[Stored data]
--- start ---
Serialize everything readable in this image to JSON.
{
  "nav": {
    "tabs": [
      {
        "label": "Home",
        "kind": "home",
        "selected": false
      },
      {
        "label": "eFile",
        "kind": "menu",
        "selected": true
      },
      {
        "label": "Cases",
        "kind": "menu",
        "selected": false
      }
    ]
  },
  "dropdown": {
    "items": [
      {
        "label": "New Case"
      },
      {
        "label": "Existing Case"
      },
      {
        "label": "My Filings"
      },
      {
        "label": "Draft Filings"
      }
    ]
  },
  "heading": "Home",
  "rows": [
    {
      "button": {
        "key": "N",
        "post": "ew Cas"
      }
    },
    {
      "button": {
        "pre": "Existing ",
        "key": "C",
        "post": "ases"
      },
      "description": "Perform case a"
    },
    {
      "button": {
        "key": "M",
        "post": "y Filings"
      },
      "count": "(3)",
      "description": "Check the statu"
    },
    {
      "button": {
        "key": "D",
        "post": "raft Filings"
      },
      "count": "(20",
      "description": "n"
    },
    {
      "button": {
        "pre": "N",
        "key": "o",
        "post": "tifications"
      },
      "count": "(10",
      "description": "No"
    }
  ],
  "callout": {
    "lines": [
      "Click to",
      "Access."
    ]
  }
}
--- end ---
◆ Directive
From the preceding material, extract every line exactly.

◆ Exercise output
Serialize everything readable in this image to JSON.
{
  "nav": {
    "tabs": [
      {
        "label": "Home",
        "kind": "home",
        "selected": false
      },
      {
        "label": "eFile",
        "kind": "menu",
        "selected": true
      },
      {
        "label": "Cases",
        "kind": "menu",
        "selected": false
      }
    ]
  },
  "dropdown": {
    "items": [
      {
        "label": "New Case"
      },
      {
        "label": "Existing Case"
      },
      {
        "label": "My Filings"
      },
      {
        "label": "Draft Filings"
      }
    ]
  },
  "heading": "Home",
  "rows": [
    {
      "button": {
        "key": "N",
        "post": "ew Cas"
      }
    },
    {
      "button": {
        "pre": "Existing ",
        "key": "C",
        "post": "ases"
      },
      "description": "Perform case a"
    },
    {
      "button": {
        "key": "M",
        "post": "y Filings"
      },
      "count": "(3)",
      "description": "Check the statu"
    },
    {
      "button": {
        "key": "D",
        "post": "raft Filings"
      },
      "count": "(20",
      "description": "n"
    },
    {
      "button": {
        "pre": "N",
        "key": "o",
        "post": "tifications"
      },
      "count": "(10",
      "description": "No"
    }
  ],
  "callout": {
    "lines": [
      "Click to",
      "Access."
    ]
  }
}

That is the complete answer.